**Aufgabenziel:**
Nenne anhand des ausgewählten Textes, wodurch die Polizei auf die Spur von Elisabeth F. geführt wird.

**Ausgewählter Text:**

____________________

Eine Woche später wird die Mutter, die gesuchte Elisabeth F., endlich gefunden: Ein anonymer Hinweis führt die Polizei auf ihre Spur, zur Überraschung der Beamten ist sie in Begleitung des 73-jährigen Josef F., ihres Vaters. Auf dem Posten - die Polizisten halten im Protokoll einen "äußerst verstörten psychischen und einen auffälligen physischen Eindruck" fest - wird sie vernommen. Erst nachdem ihr die Beamten versichern, dass ihr Vater nicht mehr zu ihr dürfe, dass es keinen Kontakt mehr gegen ihren Wille geben werde und dass für ihre Kinder gesorgt werde, beginnt sie ihre Geschichte von Missbrauch und Inzest zu erzählen, die international für ähnliche mediale Aufregung sorgt wie der Fall Kampusch.

Elisabeth F. sagt, sie sei seit ihrem elften Lebensjahr vom Vater sexuell missbraucht worden. Am 28. August 1984 habe sie der heute 73-Jährige in den Keller gelockt, betäubt, mit Handschellen gefesselt und in ein Kellerabteil eingesperrt. Dort musste sie 24 Jahre bleiben: Laufend wurde sie von ihrem Vater vergewaltigt. Sieben Kinder bringt sie im Keller auf die Welt. 1996 sind es Zwillinge, beide leben, mangels entsprechender Versorgung stirbt ein Kind drei Tage nach der Geburt, sagt Elisabeth F. den Beamten. Der Großvater verbrennt die Leiche seines Kindes im Garten.

____________________

**Angezeigte Informationen:**
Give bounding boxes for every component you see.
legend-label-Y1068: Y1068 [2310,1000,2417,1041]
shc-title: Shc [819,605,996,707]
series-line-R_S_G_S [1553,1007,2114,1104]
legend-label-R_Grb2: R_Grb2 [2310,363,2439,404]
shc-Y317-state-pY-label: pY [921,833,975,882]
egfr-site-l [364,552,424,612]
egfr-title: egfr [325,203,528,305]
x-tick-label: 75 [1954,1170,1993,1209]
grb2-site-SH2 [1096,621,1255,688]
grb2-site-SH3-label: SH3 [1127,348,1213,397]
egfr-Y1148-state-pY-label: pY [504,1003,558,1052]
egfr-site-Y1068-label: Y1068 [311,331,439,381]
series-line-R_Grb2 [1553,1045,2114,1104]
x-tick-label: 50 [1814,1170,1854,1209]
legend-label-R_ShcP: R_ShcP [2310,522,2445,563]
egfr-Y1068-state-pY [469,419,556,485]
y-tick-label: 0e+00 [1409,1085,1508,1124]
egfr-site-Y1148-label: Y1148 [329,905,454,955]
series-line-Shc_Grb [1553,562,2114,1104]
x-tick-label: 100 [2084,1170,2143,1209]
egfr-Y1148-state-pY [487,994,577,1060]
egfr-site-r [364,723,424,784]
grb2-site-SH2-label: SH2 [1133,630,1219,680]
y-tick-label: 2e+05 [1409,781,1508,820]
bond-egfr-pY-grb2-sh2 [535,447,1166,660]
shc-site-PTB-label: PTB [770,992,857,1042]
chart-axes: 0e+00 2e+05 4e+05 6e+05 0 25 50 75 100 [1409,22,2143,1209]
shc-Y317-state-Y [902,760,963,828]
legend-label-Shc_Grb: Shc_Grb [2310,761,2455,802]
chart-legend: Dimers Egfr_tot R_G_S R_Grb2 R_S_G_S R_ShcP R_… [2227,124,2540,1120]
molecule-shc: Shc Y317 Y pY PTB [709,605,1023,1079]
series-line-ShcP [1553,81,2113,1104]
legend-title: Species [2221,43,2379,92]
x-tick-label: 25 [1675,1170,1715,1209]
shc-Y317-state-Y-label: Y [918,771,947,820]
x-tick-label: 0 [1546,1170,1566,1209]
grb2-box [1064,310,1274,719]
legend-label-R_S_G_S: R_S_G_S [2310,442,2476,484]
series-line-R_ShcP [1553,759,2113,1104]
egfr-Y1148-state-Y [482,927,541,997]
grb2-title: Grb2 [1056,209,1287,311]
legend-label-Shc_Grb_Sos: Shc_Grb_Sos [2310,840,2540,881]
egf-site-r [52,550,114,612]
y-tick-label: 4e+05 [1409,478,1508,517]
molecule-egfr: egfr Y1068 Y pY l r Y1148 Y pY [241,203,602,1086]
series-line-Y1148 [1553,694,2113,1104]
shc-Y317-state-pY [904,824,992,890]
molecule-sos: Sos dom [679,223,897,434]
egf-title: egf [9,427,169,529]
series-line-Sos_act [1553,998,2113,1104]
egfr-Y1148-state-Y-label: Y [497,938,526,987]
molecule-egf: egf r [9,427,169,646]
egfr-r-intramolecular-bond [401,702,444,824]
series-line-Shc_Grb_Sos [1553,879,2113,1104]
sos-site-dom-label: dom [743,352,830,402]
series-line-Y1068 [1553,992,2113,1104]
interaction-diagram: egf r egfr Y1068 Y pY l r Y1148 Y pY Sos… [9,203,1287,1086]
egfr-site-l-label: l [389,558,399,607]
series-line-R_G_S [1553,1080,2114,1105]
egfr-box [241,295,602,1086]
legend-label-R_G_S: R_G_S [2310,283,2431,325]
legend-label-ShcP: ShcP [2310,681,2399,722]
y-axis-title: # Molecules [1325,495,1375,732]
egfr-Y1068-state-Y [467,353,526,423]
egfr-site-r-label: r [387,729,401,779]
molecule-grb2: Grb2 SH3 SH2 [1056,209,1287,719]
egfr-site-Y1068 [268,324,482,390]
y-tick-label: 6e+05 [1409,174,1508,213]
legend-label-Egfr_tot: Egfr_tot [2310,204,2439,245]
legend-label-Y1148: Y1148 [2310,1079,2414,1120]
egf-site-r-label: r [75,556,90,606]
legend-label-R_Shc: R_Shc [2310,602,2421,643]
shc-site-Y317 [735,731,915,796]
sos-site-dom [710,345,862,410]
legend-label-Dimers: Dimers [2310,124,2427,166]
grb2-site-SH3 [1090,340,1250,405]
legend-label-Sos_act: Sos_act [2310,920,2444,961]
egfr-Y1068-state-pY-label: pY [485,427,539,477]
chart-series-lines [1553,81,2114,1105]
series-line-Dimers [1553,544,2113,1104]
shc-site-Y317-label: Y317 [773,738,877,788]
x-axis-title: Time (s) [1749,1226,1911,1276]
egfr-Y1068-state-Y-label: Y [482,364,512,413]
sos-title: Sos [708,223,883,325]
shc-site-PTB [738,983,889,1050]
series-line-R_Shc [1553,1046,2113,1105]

____________________

**Lösung:**
Durch einen anonymen Hinweis.